▶ _Brief_
Convert every line of the listing below into a JSON array of strings, one string per line, with blank lines dropped and the picture placeholders left out.

===

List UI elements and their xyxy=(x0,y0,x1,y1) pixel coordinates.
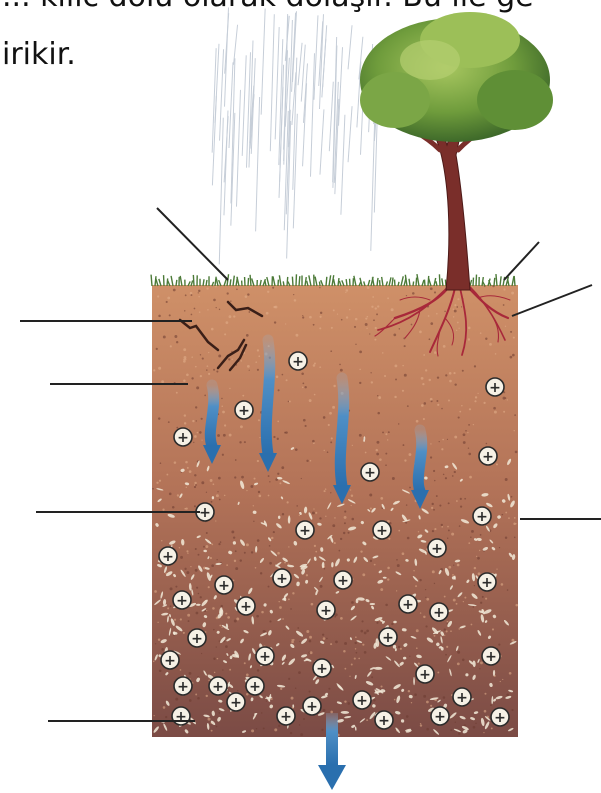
svg-text:+: + xyxy=(356,693,368,709)
rain-streaks xyxy=(212,8,378,265)
svg-text:+: + xyxy=(280,709,292,725)
svg-text:+: + xyxy=(306,699,318,715)
svg-text:+: + xyxy=(402,597,414,613)
svg-text:+: + xyxy=(175,709,187,725)
leader-line-roots xyxy=(512,285,592,316)
svg-text:+: + xyxy=(434,709,446,725)
svg-text:+: + xyxy=(230,695,242,711)
svg-text:+: + xyxy=(364,465,376,481)
svg-text:+: + xyxy=(433,605,445,621)
svg-text:+: + xyxy=(376,523,388,539)
svg-text:+: + xyxy=(238,403,250,419)
svg-text:+: + xyxy=(382,630,394,646)
svg-text:+: + xyxy=(240,599,252,615)
svg-text:+: + xyxy=(320,603,332,619)
svg-text:+: + xyxy=(292,354,304,370)
tree xyxy=(360,12,553,290)
svg-text:+: + xyxy=(378,713,390,729)
svg-text:+: + xyxy=(476,509,488,525)
svg-text:+: + xyxy=(481,575,493,591)
svg-text:+: + xyxy=(316,661,328,677)
svg-text:+: + xyxy=(337,573,349,589)
svg-text:+: + xyxy=(162,549,174,565)
svg-text:+: + xyxy=(177,430,189,446)
svg-text:+: + xyxy=(299,523,311,539)
leader-line-tree-base xyxy=(504,242,539,280)
svg-text:+: + xyxy=(259,649,271,665)
svg-text:+: + xyxy=(164,653,176,669)
svg-text:+: + xyxy=(489,380,501,396)
svg-text:+: + xyxy=(456,690,468,706)
svg-text:+: + xyxy=(482,449,494,465)
svg-text:+: + xyxy=(431,541,443,557)
svg-text:+: + xyxy=(176,593,188,609)
svg-text:+: + xyxy=(218,578,230,594)
svg-text:+: + xyxy=(485,649,497,665)
svg-text:+: + xyxy=(249,679,261,695)
svg-text:+: + xyxy=(419,667,431,683)
svg-text:+: + xyxy=(177,679,189,695)
svg-text:+: + xyxy=(212,679,224,695)
leader-line-surface xyxy=(157,208,228,280)
svg-text:+: + xyxy=(276,571,288,587)
svg-text:+: + xyxy=(494,710,506,726)
svg-text:+: + xyxy=(191,631,203,647)
svg-text:+: + xyxy=(199,505,211,521)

===

▶ _Exercise response_
[
  "List UI elements and their xyxy=(x0,y0,x1,y1) pixel coordinates.",
  "svg-text:+: + xyxy=(356,693,368,709)",
  "rain-streaks xyxy=(212,8,378,265)",
  "svg-text:+: + xyxy=(280,709,292,725)",
  "svg-text:+: + xyxy=(306,699,318,715)",
  "svg-text:+: + xyxy=(402,597,414,613)",
  "svg-text:+: + xyxy=(175,709,187,725)",
  "leader-line-roots xyxy=(512,285,592,316)",
  "svg-text:+: + xyxy=(434,709,446,725)",
  "svg-text:+: + xyxy=(230,695,242,711)",
  "svg-text:+: + xyxy=(364,465,376,481)",
  "svg-text:+: + xyxy=(433,605,445,621)",
  "svg-text:+: + xyxy=(376,523,388,539)",
  "svg-text:+: + xyxy=(238,403,250,419)",
  "svg-text:+: + xyxy=(382,630,394,646)",
  "svg-text:+: + xyxy=(240,599,252,615)",
  "svg-text:+: + xyxy=(320,603,332,619)",
  "svg-text:+: + xyxy=(292,354,304,370)",
  "tree xyxy=(360,12,553,290)",
  "svg-text:+: + xyxy=(378,713,390,729)",
  "svg-text:+: + xyxy=(476,509,488,525)",
  "svg-text:+: + xyxy=(481,575,493,591)",
  "svg-text:+: + xyxy=(316,661,328,677)",
  "svg-text:+: + xyxy=(337,573,349,589)",
  "svg-text:+: + xyxy=(162,549,174,565)",
  "svg-text:+: + xyxy=(177,430,189,446)",
  "svg-text:+: + xyxy=(299,523,311,539)",
  "leader-line-tree-base xyxy=(504,242,539,280)",
  "svg-text:+: + xyxy=(259,649,271,665)",
  "svg-text:+: + xyxy=(164,653,176,669)",
  "svg-text:+: + xyxy=(489,380,501,396)",
  "svg-text:+: + xyxy=(456,690,468,706)",
  "svg-text:+: + xyxy=(482,449,494,465)",
  "svg-text:+: + xyxy=(431,541,443,557)",
  "svg-text:+: + xyxy=(176,593,188,609)",
  "svg-text:+: + xyxy=(218,578,230,594)",
  "svg-text:+: + xyxy=(485,649,497,665)",
  "svg-text:+: + xyxy=(249,679,261,695)",
  "svg-text:+: + xyxy=(419,667,431,683)",
  "svg-text:+: + xyxy=(177,679,189,695)",
  "svg-text:+: + xyxy=(212,679,224,695)",
  "leader-line-surface xyxy=(157,208,228,280)",
  "svg-text:+: + xyxy=(276,571,288,587)",
  "svg-text:+: + xyxy=(494,710,506,726)",
  "svg-text:+: + xyxy=(191,631,203,647)",
  "svg-text:+: + xyxy=(199,505,211,521)"
]